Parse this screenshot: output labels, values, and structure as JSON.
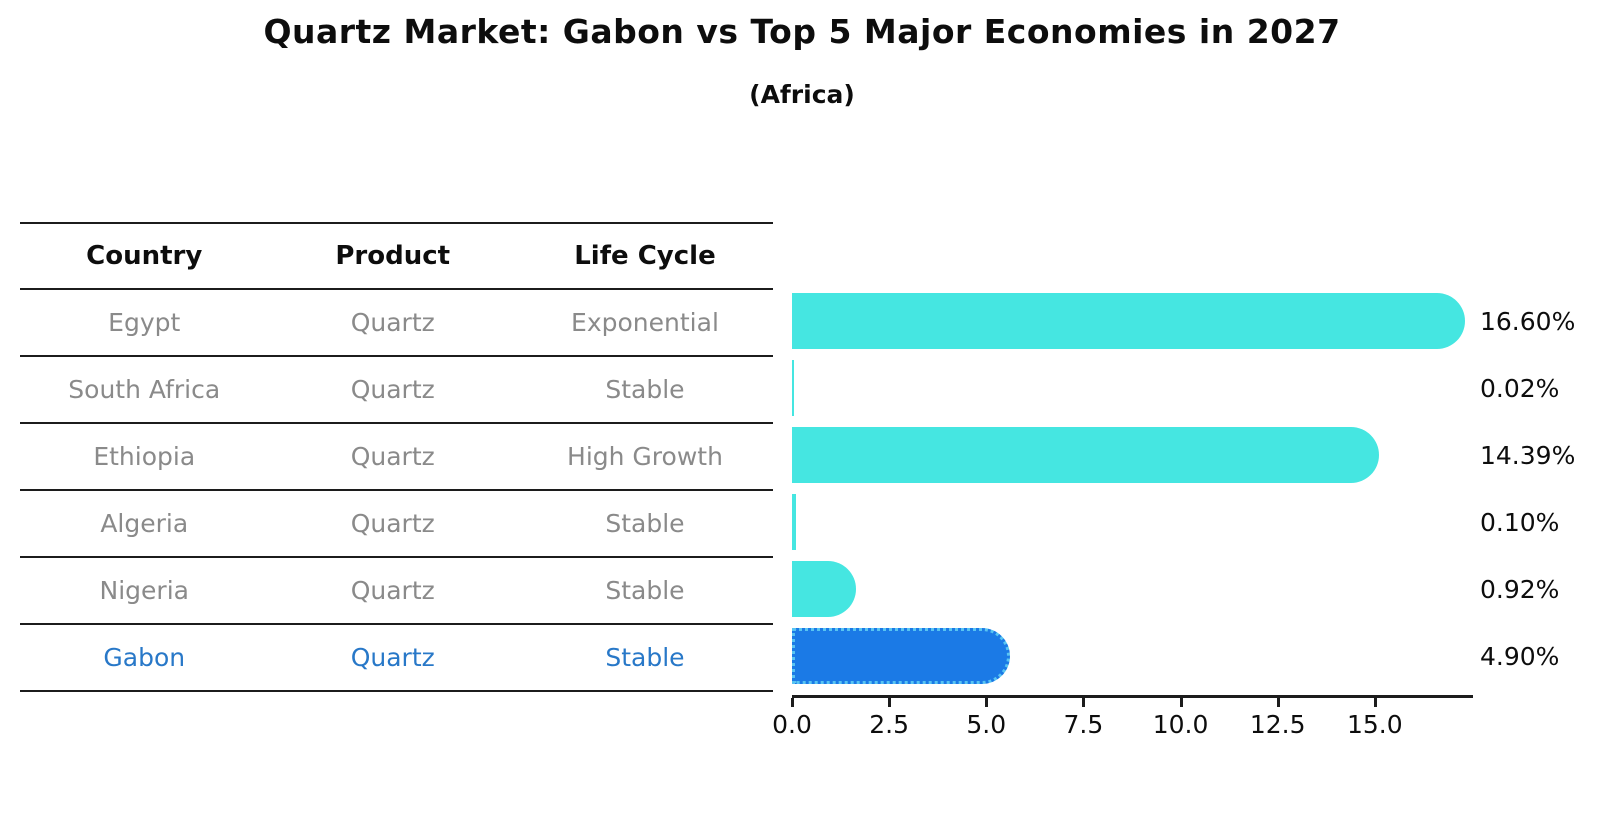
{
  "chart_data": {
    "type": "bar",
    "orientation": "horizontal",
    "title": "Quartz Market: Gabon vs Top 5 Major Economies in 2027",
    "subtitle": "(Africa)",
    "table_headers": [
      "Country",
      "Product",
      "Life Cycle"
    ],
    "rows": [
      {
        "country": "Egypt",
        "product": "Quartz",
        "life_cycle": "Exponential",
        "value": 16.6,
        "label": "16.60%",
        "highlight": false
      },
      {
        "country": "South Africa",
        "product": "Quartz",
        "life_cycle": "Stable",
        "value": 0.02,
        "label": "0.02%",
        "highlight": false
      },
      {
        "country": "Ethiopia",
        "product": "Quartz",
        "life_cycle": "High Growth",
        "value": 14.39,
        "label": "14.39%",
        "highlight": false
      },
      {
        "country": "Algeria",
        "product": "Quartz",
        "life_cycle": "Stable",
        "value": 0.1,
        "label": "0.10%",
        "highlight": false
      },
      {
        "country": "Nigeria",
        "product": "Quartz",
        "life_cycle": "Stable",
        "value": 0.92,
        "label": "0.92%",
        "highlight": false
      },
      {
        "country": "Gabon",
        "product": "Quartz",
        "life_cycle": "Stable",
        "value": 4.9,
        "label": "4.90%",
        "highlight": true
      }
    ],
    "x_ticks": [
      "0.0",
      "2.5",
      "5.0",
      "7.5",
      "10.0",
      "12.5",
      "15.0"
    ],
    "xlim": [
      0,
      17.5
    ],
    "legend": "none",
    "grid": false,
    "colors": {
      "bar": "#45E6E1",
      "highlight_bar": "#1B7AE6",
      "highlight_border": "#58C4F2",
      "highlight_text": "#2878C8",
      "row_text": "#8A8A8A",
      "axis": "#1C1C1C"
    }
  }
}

--

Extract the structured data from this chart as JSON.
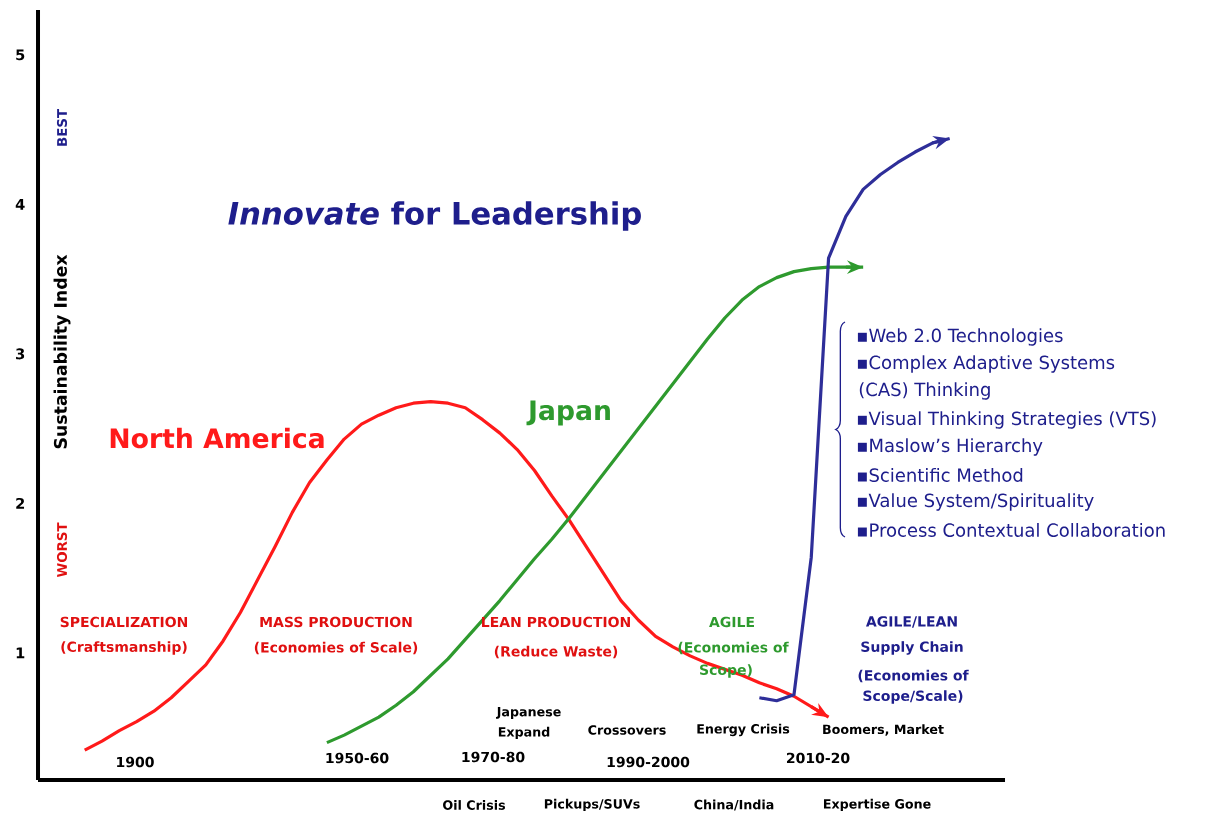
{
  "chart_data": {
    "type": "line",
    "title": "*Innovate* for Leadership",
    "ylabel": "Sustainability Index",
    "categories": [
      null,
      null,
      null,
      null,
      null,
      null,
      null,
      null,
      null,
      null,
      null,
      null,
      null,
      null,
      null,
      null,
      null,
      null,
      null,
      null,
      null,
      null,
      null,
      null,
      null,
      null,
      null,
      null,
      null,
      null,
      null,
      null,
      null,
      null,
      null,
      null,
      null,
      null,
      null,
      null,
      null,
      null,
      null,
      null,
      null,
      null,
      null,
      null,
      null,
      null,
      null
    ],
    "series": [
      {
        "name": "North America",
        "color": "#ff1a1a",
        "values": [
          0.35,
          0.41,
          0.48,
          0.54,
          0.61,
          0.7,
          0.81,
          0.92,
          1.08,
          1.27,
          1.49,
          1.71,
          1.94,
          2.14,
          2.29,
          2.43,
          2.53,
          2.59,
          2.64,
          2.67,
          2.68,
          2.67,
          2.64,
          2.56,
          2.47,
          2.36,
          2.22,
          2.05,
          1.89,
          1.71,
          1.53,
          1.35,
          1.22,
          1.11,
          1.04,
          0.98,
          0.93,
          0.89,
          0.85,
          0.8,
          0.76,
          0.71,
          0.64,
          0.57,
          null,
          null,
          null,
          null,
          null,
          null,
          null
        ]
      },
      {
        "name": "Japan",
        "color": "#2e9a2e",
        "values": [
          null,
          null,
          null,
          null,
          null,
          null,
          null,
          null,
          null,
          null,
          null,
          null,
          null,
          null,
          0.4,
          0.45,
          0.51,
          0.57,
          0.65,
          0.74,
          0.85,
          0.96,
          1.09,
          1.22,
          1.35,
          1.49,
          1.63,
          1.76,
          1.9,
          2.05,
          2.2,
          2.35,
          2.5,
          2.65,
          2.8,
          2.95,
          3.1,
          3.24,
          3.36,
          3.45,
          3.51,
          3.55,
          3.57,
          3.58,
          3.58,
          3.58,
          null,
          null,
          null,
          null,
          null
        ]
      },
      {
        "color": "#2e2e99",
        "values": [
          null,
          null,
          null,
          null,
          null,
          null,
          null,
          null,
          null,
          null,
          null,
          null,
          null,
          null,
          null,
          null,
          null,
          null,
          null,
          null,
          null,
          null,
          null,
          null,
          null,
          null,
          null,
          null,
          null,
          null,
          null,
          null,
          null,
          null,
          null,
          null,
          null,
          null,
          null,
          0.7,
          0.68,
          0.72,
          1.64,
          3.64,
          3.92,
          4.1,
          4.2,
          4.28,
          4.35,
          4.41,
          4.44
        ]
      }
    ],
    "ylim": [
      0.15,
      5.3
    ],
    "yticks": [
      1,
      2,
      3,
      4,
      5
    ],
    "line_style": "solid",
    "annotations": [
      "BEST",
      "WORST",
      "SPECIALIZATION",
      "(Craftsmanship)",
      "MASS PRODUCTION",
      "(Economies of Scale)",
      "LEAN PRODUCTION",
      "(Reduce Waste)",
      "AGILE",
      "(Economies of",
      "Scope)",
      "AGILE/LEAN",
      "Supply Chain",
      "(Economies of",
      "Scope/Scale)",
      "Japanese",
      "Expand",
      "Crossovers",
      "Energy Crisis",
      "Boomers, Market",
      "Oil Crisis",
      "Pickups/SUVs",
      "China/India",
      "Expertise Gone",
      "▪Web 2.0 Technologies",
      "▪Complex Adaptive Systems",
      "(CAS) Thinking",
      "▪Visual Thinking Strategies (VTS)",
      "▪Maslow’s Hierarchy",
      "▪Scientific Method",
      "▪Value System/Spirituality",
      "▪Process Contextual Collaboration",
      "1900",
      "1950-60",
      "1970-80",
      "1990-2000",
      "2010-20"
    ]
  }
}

**WHAT YOU WILL DO:** The answer is one number: how many lines of the material above contain "Market".

**THE RESULT:** 2